- _Aim_
In the entries that follow, find the word "both" and report each line it is on.
##### Data supplied #####
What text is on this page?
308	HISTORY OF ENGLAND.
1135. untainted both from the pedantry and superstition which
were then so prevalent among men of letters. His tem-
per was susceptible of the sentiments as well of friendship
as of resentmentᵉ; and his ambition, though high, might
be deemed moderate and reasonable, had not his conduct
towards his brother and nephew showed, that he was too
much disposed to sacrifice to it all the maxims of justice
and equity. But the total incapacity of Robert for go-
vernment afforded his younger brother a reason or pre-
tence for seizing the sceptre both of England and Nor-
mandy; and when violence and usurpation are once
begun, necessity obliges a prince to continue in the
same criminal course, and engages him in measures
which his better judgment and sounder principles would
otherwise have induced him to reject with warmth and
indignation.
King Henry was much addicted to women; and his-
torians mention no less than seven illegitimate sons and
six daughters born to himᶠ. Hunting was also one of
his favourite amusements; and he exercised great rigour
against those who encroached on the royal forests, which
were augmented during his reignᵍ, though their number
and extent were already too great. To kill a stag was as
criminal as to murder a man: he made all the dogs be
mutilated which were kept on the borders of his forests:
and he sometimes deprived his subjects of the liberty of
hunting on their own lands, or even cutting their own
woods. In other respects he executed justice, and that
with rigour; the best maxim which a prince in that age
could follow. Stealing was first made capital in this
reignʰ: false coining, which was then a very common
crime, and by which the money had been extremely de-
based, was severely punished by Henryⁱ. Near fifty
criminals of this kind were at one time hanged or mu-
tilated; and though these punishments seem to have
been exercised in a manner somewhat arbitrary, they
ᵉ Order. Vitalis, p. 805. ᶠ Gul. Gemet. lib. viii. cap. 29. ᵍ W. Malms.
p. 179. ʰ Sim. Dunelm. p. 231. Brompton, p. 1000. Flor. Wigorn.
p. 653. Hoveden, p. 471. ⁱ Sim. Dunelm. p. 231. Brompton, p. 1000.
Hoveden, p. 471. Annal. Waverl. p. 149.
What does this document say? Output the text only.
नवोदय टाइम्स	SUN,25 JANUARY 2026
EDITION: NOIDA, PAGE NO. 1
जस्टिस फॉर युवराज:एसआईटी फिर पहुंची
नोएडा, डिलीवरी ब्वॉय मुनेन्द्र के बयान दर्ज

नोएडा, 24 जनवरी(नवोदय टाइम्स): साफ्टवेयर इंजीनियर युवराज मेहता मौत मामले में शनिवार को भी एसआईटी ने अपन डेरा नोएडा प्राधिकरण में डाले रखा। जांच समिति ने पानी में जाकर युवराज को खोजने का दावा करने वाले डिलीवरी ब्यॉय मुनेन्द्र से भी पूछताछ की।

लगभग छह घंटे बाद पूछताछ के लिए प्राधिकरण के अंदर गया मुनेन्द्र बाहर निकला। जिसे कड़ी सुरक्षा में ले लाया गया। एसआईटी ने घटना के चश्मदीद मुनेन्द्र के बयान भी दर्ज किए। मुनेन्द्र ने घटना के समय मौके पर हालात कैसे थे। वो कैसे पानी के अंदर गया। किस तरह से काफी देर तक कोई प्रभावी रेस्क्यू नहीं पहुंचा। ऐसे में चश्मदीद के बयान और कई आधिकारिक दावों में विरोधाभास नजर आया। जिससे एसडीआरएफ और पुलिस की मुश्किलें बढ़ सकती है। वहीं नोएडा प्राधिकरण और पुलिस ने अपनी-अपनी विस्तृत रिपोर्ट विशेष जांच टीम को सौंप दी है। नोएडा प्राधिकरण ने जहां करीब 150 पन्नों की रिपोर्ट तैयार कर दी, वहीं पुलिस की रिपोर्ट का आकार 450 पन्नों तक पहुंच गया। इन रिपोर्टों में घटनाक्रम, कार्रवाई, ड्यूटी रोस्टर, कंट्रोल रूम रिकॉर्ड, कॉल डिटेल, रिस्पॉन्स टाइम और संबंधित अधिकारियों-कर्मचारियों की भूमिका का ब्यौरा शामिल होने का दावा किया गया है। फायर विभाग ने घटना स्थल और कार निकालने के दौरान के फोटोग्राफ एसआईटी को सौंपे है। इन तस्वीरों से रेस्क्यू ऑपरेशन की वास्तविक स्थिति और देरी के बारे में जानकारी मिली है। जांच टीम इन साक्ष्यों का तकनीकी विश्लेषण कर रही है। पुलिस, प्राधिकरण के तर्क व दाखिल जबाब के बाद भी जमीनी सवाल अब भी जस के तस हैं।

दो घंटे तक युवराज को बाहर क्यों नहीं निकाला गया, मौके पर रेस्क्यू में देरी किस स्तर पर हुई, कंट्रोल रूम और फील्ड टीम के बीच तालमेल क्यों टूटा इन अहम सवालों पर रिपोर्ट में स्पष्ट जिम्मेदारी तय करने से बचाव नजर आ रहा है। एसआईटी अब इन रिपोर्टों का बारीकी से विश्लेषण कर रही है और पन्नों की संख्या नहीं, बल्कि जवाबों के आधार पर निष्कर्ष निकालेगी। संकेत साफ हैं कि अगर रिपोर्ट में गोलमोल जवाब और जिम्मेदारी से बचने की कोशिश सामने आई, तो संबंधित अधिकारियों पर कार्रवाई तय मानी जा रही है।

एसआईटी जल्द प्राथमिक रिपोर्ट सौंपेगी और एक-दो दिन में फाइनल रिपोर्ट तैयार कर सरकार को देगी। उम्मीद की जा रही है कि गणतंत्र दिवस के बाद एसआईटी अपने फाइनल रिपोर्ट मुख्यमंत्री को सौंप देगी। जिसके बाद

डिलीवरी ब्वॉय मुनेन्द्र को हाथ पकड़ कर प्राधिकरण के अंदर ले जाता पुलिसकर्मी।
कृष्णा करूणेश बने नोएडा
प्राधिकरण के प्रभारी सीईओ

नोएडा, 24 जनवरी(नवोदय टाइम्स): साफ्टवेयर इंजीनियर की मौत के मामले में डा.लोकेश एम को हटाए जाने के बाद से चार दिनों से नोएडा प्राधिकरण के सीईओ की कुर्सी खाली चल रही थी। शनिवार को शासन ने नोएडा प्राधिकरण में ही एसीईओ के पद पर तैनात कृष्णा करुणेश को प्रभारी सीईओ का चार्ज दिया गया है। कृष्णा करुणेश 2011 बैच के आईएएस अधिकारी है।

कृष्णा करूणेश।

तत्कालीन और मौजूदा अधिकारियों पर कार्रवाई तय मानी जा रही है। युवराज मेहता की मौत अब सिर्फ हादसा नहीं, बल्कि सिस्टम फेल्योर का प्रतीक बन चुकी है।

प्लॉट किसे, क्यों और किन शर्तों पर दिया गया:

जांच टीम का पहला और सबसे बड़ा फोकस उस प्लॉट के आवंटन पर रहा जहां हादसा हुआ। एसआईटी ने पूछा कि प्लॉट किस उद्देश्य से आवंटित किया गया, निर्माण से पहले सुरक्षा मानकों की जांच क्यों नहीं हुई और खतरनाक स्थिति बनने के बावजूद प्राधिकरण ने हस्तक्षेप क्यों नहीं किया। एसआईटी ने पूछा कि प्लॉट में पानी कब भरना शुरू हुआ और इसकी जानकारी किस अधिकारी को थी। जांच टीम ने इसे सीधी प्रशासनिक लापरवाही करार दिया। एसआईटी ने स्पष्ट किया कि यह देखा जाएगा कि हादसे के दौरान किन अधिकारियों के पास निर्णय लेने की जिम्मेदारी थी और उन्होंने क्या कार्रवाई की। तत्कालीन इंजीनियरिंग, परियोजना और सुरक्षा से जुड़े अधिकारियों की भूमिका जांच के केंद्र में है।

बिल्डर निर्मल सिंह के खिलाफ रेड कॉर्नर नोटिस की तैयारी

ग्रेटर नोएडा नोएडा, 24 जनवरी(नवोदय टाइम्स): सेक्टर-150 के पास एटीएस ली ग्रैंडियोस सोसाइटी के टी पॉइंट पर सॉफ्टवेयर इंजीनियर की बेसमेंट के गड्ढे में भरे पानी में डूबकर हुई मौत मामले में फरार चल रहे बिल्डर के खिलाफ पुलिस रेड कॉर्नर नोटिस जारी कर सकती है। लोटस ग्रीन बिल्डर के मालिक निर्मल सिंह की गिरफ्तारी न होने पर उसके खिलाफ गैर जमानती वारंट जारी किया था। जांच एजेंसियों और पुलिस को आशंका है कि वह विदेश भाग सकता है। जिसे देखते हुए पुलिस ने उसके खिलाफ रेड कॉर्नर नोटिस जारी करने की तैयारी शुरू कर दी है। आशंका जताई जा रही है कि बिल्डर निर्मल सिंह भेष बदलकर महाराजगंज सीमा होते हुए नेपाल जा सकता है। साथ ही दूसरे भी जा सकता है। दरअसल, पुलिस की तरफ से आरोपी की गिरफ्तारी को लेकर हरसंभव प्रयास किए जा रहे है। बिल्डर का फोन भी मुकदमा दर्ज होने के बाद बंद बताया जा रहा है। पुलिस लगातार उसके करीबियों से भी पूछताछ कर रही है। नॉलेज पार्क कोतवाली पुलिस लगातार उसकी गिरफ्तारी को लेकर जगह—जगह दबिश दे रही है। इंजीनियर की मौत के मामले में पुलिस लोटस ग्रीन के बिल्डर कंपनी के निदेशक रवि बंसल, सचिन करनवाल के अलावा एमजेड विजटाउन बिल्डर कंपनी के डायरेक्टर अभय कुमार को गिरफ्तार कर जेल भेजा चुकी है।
#####
- _Solution for this problem_
1135. untainted both from the pedantry and superstition which
tence for seizing the sceptre both of England and Nor-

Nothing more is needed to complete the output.